= Beginning of Section =
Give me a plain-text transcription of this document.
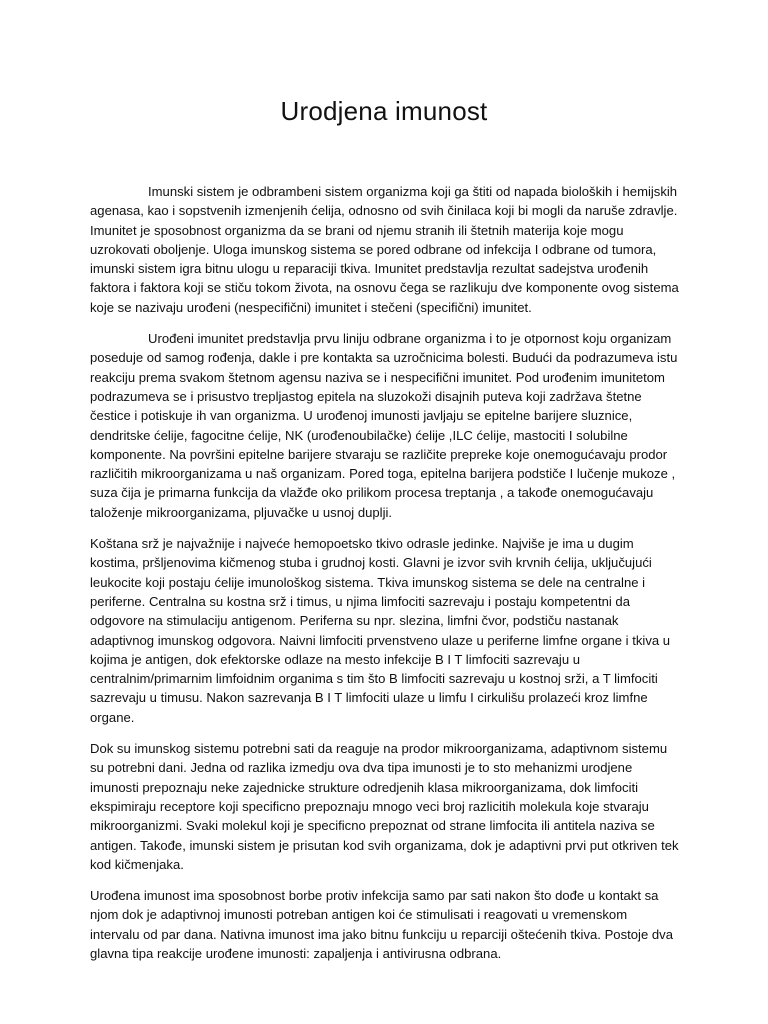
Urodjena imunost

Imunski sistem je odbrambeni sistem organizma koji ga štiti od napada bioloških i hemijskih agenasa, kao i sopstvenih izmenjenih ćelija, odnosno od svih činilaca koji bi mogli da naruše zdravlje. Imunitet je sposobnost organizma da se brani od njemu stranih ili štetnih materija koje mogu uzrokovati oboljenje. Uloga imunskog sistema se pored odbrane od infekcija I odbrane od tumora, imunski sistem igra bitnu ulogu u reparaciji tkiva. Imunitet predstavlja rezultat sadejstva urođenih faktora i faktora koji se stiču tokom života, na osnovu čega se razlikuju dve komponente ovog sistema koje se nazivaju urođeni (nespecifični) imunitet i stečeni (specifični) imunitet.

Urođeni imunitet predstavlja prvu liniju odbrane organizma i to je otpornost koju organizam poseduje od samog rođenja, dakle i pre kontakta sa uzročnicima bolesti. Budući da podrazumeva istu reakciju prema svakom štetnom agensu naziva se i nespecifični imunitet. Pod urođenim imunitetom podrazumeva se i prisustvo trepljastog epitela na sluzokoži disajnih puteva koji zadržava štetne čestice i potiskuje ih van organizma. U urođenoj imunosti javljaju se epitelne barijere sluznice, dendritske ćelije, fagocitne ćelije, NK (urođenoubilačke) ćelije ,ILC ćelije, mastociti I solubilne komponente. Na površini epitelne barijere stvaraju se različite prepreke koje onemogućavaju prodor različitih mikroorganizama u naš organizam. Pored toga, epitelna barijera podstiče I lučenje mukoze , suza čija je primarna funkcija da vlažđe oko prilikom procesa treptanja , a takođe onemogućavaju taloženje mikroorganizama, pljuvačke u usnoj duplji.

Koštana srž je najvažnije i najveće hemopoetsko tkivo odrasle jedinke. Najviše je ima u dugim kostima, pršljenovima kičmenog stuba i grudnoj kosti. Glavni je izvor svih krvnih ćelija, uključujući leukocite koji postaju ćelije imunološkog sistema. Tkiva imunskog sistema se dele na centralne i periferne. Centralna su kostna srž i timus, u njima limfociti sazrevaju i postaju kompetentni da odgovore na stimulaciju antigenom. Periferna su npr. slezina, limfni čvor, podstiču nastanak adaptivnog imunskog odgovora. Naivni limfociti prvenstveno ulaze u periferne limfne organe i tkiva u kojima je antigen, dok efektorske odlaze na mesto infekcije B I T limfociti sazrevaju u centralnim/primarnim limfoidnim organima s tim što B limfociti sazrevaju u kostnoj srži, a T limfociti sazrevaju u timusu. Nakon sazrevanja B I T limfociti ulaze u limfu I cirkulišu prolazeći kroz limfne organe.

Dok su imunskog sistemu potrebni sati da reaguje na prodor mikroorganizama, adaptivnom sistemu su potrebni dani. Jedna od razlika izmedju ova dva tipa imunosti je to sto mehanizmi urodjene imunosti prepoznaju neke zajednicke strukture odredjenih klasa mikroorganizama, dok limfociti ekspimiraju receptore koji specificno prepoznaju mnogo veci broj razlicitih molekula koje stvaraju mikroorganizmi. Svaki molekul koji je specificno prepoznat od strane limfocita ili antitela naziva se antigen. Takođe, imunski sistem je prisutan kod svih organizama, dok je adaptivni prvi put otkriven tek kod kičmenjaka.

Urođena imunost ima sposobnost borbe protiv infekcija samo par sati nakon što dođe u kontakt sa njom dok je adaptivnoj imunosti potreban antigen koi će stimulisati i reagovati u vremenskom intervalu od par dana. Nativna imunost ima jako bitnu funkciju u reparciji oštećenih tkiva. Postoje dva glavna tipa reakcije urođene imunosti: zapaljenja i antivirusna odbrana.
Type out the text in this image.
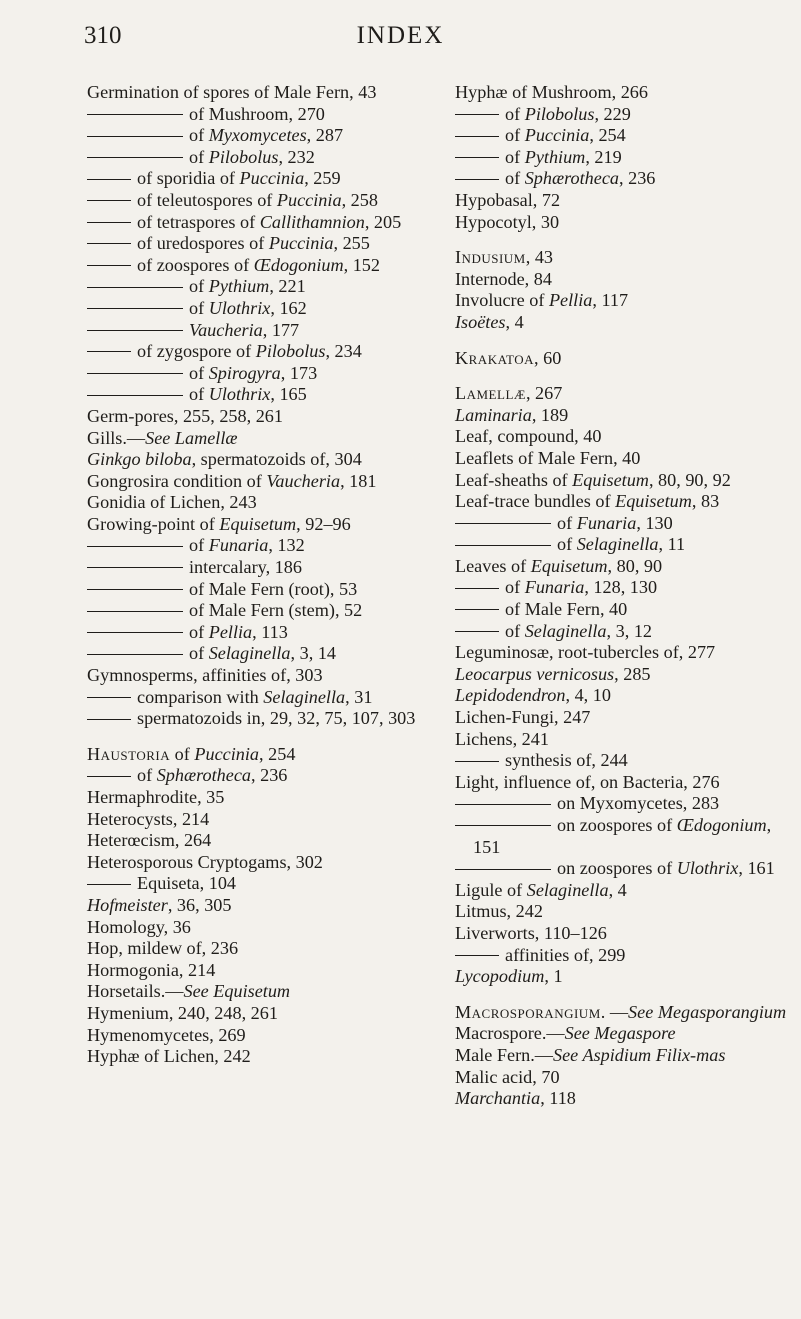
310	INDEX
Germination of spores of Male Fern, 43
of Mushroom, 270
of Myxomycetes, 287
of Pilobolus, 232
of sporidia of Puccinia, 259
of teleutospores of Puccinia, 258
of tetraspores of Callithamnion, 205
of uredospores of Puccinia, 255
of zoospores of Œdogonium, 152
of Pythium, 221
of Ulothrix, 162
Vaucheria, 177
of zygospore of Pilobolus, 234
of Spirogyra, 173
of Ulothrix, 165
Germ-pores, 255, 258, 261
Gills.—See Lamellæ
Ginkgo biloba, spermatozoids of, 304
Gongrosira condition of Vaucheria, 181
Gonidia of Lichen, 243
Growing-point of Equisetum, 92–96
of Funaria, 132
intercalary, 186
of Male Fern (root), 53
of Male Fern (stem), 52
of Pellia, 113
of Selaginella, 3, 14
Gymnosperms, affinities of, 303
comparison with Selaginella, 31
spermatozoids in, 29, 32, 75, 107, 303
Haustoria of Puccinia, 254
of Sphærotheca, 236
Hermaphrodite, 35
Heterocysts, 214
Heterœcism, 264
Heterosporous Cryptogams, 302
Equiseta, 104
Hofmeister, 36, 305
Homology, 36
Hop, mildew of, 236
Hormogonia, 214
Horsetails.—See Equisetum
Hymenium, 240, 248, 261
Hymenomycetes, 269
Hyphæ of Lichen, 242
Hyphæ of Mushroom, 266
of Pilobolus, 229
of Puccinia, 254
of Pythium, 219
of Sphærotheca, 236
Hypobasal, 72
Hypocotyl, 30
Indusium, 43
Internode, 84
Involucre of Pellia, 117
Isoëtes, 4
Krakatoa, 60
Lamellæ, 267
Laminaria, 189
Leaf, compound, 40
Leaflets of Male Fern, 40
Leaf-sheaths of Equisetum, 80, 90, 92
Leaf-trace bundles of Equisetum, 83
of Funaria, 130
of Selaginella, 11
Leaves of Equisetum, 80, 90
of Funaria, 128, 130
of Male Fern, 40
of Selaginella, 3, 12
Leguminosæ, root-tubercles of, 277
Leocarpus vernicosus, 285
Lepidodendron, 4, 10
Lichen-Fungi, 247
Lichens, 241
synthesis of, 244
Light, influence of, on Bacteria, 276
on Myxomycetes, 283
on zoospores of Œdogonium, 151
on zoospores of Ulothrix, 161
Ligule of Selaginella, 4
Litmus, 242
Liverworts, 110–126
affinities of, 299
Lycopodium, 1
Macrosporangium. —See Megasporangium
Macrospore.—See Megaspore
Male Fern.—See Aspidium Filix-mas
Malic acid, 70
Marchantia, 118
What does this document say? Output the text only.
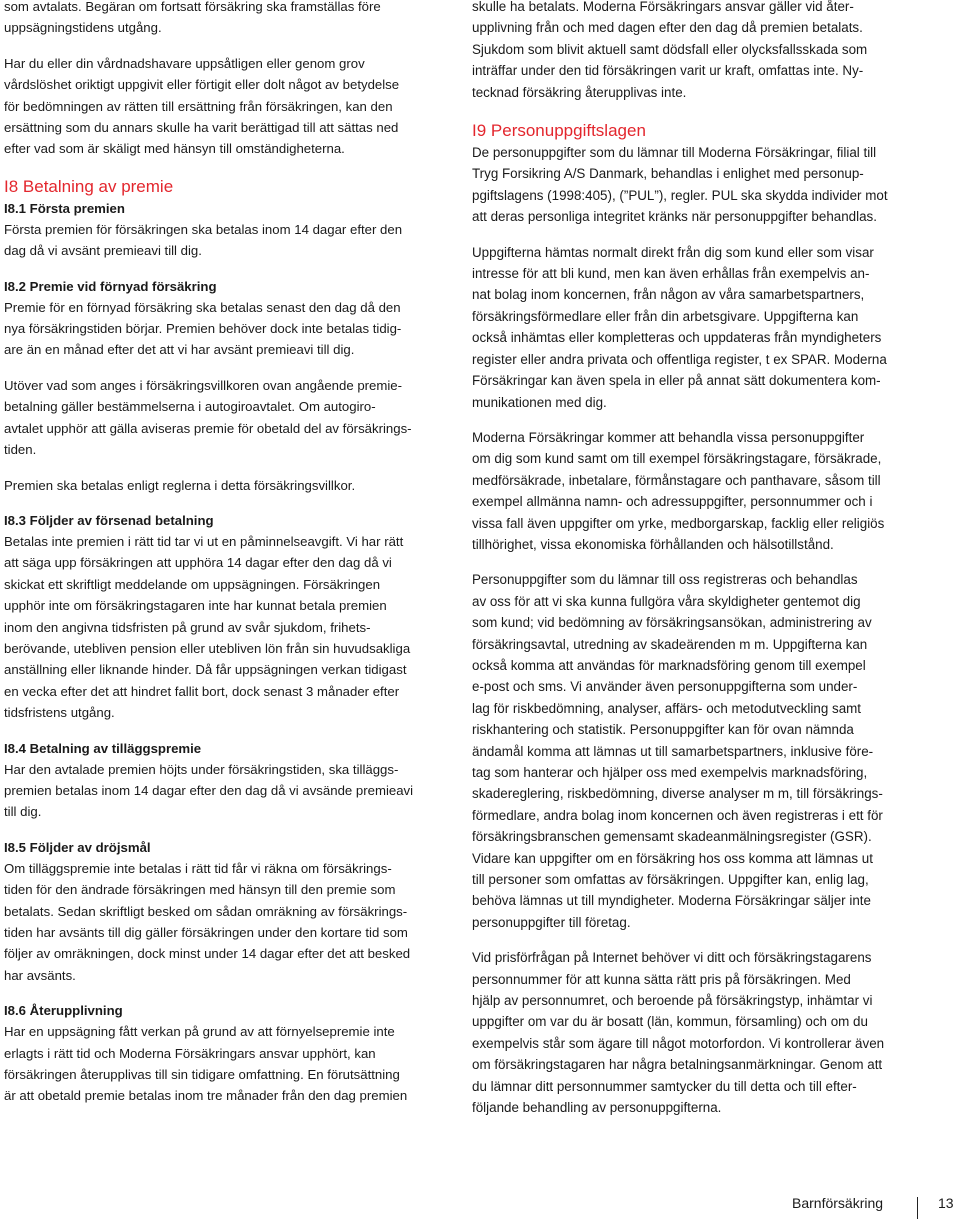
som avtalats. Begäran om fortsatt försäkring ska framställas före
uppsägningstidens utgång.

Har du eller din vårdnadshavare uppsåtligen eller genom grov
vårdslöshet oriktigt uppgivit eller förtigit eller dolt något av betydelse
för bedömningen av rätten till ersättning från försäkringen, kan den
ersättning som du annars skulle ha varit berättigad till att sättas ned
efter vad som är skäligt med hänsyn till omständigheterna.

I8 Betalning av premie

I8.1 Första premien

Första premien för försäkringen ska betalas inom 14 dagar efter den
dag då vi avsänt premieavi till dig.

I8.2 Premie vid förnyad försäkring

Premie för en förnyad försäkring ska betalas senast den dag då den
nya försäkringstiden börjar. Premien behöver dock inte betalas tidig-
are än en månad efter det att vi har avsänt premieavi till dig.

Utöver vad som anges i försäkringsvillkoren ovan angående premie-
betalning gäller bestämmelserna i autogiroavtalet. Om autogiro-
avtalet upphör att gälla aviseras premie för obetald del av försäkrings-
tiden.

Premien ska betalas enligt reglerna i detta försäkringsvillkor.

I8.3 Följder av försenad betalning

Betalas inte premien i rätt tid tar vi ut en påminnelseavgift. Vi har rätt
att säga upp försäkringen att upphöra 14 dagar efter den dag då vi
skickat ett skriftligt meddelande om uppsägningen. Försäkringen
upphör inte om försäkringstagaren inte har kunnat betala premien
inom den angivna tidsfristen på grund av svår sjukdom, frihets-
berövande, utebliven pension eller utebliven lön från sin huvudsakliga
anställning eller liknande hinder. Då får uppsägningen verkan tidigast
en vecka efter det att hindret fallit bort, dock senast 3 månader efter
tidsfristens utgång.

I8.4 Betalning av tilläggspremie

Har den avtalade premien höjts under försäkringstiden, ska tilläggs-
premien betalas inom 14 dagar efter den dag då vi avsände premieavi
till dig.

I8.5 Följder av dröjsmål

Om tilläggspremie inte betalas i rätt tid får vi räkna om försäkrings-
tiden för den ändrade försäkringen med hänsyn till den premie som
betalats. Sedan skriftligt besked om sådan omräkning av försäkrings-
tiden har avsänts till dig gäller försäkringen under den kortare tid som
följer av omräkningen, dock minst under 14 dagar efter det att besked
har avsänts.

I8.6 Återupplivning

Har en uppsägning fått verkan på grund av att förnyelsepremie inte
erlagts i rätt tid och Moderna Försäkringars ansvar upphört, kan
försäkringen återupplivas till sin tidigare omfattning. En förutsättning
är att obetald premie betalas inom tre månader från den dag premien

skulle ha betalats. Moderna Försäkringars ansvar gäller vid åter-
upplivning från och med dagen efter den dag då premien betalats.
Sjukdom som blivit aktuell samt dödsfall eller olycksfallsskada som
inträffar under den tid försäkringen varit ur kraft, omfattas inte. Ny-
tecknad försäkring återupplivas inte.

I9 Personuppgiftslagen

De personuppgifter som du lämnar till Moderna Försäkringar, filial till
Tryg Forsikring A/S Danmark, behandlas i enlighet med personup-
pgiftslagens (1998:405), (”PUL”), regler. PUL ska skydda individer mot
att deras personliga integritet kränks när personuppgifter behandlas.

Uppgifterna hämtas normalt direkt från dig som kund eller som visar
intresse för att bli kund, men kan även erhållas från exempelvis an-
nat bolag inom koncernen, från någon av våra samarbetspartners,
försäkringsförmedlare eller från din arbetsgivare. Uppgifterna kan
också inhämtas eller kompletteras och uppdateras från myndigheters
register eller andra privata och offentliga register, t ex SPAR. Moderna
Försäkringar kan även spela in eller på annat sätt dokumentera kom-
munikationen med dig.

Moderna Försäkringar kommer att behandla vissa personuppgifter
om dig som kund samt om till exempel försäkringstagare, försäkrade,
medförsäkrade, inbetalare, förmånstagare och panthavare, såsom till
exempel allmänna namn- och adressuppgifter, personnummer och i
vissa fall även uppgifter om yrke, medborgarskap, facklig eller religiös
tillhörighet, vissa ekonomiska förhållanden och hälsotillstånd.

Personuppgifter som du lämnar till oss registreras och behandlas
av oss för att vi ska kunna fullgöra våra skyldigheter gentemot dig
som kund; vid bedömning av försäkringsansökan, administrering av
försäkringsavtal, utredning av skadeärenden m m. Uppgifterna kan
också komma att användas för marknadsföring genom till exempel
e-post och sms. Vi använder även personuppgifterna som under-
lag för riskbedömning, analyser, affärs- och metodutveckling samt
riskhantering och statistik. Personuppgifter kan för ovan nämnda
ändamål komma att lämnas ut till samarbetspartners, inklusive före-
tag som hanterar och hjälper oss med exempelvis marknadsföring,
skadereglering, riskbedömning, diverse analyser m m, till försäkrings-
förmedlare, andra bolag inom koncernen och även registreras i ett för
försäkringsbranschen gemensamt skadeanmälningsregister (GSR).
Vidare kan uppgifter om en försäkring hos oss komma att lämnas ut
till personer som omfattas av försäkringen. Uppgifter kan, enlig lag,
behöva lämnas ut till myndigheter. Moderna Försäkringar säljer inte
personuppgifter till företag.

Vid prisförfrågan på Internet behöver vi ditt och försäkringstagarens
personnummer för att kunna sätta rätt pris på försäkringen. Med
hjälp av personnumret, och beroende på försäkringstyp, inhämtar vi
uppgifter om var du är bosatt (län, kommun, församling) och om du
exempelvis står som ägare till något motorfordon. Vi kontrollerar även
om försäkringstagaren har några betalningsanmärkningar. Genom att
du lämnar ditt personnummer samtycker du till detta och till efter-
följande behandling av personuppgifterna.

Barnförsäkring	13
= End of Section =
Go through the data and show each line that holds "Moderna".

Exercise answer:
erlagts i rätt tid och Moderna Försäkringars ansvar upphört, kan
skulle ha betalats. Moderna Försäkringars ansvar gäller vid åter-
De personuppgifter som du lämnar till Moderna Försäkringar, filial till
register eller andra privata och offentliga register, t ex SPAR. Moderna
Moderna Försäkringar kommer att behandla vissa personuppgifter
behöva lämnas ut till myndigheter. Moderna Försäkringar säljer inte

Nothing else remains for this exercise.